▸ **Directions**
Pick out all lines of the entries that include the word "characteristics" and copy them.

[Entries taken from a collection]
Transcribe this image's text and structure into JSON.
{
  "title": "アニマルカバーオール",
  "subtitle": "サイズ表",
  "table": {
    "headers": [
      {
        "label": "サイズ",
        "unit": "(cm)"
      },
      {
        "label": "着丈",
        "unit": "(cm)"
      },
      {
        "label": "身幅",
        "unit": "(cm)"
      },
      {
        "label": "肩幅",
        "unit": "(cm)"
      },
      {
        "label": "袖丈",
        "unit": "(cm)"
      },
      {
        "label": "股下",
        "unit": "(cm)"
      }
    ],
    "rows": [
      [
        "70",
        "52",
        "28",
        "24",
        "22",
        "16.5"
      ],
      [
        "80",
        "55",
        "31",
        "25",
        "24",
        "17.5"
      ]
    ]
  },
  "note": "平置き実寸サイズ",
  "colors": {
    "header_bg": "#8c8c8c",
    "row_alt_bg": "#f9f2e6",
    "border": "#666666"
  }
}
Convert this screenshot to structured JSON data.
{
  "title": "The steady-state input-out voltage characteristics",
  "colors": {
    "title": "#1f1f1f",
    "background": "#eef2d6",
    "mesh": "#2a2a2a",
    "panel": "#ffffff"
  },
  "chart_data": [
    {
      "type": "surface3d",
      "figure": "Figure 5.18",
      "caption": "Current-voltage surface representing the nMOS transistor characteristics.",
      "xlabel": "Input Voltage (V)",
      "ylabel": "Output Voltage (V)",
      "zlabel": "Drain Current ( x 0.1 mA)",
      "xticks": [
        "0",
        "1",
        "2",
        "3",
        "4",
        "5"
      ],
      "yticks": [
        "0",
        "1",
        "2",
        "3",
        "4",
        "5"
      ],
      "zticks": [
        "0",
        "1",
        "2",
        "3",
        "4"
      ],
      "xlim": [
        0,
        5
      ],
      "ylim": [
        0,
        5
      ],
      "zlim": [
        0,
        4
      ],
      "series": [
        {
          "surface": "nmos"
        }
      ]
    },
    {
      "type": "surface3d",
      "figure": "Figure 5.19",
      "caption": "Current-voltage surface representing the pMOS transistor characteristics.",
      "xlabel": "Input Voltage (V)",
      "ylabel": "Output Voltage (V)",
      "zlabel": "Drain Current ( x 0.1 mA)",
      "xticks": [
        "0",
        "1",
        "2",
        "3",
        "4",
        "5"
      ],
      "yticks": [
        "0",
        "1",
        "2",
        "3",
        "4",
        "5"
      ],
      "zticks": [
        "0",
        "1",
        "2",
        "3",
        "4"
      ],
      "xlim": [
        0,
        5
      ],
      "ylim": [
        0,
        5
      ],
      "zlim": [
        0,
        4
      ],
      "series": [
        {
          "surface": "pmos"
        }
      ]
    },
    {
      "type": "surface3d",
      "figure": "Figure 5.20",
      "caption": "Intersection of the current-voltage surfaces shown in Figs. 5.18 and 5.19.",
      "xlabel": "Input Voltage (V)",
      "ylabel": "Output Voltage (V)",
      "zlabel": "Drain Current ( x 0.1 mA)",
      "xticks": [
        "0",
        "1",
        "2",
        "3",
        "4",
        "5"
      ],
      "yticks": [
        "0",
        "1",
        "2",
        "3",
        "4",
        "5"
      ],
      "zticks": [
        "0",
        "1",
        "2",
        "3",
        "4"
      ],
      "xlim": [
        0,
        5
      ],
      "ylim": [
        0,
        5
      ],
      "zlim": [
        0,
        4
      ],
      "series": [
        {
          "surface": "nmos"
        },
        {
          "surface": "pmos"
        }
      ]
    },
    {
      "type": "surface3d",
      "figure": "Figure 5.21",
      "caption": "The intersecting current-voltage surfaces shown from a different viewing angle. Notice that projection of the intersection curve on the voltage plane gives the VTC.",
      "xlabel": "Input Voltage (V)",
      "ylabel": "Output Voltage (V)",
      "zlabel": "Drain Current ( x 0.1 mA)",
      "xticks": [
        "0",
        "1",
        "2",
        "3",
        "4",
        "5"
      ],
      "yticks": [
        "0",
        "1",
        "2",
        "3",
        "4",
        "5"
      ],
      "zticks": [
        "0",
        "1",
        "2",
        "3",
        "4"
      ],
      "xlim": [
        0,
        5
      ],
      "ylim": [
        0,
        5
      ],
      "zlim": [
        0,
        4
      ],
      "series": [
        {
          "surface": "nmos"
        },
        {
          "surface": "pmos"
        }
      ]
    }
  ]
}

▸ **The response**
  "title": "The steady-state input-out voltage characteristics",
      "caption": "Current-voltage surface representing the nMOS transistor characteristics.",
      "caption": "Current-voltage surface representing the pMOS transistor characteristics.",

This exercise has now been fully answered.